Find every line with "马关条约" in it, then report how many there are and nothing more.

----------

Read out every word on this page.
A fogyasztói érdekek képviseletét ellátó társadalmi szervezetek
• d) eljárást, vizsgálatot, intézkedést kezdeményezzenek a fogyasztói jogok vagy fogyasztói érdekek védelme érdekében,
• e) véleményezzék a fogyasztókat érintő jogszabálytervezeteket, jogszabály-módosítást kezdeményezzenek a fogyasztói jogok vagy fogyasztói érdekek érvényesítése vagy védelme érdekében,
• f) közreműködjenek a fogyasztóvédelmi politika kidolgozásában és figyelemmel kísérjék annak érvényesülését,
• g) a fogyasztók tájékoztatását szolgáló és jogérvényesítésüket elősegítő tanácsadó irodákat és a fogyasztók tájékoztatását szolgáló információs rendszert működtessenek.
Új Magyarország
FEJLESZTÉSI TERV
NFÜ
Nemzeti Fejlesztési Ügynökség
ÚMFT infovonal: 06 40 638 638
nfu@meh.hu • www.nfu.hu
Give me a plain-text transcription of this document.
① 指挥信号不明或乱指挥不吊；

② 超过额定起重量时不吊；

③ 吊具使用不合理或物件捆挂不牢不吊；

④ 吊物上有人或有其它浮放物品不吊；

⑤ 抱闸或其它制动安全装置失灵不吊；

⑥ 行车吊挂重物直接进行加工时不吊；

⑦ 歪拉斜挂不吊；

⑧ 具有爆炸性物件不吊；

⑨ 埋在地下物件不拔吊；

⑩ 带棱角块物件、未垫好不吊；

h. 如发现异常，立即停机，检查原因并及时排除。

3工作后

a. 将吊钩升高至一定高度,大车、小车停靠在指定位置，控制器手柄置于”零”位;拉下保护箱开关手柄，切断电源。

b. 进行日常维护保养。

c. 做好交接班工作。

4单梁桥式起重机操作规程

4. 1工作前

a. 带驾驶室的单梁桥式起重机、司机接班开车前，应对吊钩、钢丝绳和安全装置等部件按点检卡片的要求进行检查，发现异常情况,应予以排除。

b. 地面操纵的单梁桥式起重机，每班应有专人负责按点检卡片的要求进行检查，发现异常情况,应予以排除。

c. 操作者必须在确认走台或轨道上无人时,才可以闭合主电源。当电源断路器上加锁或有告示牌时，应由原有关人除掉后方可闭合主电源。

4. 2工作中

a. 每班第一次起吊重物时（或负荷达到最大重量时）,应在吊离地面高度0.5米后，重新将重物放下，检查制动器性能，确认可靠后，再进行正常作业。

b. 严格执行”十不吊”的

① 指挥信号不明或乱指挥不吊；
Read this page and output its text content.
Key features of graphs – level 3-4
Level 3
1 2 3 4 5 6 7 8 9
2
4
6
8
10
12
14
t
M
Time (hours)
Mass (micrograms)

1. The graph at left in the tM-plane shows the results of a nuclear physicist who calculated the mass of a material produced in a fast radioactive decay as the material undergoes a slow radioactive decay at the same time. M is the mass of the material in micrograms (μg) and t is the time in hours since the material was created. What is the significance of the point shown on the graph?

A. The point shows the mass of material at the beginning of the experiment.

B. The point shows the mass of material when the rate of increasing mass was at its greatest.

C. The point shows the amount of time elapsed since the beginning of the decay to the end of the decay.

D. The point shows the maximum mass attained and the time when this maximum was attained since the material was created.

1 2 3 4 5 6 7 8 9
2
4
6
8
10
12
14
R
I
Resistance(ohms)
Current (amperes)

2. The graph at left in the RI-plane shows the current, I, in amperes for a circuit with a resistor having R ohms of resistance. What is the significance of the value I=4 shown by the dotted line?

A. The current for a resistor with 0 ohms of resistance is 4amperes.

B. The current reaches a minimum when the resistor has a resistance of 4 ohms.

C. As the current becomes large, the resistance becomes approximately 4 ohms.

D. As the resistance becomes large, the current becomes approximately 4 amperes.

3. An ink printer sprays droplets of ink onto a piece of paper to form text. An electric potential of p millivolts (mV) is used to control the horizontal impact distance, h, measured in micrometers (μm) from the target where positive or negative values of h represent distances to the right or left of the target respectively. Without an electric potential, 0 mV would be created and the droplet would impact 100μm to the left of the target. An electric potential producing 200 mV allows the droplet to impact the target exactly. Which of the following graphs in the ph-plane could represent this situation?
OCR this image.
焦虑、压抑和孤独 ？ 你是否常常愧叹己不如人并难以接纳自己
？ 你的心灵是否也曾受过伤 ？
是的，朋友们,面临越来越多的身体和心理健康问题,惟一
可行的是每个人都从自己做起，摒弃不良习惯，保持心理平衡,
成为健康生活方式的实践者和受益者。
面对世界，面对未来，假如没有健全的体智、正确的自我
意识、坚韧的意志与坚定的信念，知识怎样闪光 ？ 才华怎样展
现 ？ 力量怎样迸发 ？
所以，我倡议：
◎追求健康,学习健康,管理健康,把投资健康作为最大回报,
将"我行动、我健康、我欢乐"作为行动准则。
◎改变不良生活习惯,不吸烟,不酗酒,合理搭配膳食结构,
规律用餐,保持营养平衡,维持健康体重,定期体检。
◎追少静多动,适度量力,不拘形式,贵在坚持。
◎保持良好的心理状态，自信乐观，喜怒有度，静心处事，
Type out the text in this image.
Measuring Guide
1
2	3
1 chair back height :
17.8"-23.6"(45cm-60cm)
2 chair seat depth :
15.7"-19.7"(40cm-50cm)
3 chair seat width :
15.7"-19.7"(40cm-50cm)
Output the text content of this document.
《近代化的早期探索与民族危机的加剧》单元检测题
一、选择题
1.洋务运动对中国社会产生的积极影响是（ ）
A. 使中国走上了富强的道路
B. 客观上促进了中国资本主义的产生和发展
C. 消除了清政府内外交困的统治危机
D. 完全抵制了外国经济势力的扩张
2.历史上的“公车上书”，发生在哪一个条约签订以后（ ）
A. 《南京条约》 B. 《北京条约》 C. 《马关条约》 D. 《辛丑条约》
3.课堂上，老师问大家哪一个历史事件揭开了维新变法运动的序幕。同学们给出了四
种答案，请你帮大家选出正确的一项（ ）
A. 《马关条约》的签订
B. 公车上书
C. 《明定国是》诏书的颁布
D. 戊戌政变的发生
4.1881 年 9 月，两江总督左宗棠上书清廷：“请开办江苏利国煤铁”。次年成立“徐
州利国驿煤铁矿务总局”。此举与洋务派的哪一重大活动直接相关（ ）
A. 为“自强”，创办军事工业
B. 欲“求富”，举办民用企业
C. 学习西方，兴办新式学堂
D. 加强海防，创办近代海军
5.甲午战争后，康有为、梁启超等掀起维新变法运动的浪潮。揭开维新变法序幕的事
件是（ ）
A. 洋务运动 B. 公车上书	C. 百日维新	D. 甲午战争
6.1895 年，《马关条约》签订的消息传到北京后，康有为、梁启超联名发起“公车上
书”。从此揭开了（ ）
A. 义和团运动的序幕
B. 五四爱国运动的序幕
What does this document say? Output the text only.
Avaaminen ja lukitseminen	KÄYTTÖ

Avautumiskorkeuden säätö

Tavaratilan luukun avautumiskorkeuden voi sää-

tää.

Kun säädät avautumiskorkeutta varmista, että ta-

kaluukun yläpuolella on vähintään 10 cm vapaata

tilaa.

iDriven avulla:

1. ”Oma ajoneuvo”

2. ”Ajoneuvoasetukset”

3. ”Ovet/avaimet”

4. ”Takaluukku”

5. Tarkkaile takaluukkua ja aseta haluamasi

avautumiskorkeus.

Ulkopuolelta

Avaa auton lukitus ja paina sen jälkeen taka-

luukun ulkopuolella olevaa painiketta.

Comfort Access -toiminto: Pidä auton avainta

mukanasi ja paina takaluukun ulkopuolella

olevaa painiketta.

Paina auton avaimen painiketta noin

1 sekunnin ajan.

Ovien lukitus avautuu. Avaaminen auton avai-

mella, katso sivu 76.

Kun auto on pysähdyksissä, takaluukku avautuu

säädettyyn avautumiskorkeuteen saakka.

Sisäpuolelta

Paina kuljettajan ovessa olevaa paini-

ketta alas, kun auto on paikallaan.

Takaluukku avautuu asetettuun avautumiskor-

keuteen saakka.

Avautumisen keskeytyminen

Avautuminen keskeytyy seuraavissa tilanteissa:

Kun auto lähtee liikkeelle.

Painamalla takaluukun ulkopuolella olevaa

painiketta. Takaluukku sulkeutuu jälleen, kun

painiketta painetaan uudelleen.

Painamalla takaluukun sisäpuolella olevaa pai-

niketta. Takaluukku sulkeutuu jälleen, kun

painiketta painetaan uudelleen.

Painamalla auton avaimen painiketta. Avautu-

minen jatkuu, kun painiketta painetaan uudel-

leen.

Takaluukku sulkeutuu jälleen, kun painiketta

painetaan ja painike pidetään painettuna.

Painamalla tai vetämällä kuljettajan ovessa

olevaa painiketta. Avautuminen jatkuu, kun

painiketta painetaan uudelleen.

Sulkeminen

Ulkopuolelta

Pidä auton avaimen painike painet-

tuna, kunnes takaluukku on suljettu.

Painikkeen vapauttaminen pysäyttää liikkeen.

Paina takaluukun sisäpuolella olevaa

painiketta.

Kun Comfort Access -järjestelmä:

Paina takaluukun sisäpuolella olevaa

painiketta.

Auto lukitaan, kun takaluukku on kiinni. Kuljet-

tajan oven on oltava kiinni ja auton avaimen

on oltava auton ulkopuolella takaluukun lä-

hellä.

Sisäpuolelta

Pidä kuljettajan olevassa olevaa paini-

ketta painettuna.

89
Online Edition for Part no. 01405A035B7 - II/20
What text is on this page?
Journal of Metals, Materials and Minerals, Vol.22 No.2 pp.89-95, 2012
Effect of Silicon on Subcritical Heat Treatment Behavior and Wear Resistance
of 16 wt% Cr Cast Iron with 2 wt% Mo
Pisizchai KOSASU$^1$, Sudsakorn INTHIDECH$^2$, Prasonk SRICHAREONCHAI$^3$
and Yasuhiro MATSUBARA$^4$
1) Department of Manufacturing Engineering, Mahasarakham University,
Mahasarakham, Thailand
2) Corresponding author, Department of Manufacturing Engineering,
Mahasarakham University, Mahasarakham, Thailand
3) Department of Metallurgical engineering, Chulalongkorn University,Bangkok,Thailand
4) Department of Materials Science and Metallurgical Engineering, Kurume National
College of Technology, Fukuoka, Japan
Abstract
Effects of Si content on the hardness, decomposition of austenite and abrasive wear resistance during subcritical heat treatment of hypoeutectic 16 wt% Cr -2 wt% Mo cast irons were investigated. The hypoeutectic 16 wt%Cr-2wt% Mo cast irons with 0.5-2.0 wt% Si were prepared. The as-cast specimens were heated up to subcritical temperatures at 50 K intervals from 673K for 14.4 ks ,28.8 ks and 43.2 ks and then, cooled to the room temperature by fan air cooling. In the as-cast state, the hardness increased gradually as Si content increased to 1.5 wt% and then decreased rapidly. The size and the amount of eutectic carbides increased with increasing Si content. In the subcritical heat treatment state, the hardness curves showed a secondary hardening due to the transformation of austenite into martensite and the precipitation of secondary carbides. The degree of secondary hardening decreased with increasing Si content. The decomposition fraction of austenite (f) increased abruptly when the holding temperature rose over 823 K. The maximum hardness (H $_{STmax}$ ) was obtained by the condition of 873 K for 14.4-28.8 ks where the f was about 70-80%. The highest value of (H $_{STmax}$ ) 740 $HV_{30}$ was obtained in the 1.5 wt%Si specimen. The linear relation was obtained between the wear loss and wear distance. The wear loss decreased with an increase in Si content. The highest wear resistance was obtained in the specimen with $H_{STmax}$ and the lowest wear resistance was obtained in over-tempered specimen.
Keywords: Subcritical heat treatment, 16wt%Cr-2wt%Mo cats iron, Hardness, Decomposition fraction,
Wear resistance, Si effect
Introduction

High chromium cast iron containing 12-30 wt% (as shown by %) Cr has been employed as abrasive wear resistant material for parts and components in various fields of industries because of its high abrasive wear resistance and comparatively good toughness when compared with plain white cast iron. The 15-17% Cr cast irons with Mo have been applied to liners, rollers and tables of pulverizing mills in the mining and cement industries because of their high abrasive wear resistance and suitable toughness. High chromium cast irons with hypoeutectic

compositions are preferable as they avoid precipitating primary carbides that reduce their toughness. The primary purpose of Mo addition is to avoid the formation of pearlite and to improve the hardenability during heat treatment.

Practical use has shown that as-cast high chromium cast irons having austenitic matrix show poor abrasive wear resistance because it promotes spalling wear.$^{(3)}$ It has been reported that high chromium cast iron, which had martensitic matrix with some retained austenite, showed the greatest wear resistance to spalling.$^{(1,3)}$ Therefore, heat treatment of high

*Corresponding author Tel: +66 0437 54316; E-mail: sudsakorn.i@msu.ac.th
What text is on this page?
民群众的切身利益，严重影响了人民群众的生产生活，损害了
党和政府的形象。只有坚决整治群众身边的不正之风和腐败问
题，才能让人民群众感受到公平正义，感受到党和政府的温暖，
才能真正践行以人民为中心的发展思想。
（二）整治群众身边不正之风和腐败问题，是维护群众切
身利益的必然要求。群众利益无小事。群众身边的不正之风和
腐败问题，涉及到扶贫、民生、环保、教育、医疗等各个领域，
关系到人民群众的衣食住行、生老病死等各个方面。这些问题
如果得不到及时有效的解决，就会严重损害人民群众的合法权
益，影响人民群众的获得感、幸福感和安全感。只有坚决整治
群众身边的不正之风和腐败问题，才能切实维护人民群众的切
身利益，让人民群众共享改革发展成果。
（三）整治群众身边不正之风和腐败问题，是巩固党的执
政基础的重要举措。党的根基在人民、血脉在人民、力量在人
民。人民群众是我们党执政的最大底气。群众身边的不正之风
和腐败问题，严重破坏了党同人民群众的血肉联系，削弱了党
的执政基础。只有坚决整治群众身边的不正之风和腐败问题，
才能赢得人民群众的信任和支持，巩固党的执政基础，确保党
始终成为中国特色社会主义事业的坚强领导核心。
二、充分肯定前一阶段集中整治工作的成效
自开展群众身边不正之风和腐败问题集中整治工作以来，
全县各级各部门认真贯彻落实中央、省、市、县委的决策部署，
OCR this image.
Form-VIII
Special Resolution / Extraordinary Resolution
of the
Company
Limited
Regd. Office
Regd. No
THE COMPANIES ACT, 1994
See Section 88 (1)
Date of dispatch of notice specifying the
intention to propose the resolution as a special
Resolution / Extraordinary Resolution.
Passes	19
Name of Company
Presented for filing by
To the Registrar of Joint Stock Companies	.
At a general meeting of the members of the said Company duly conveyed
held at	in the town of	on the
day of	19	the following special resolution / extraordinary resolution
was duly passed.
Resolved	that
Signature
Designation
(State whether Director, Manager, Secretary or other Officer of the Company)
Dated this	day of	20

----------

The reply: 3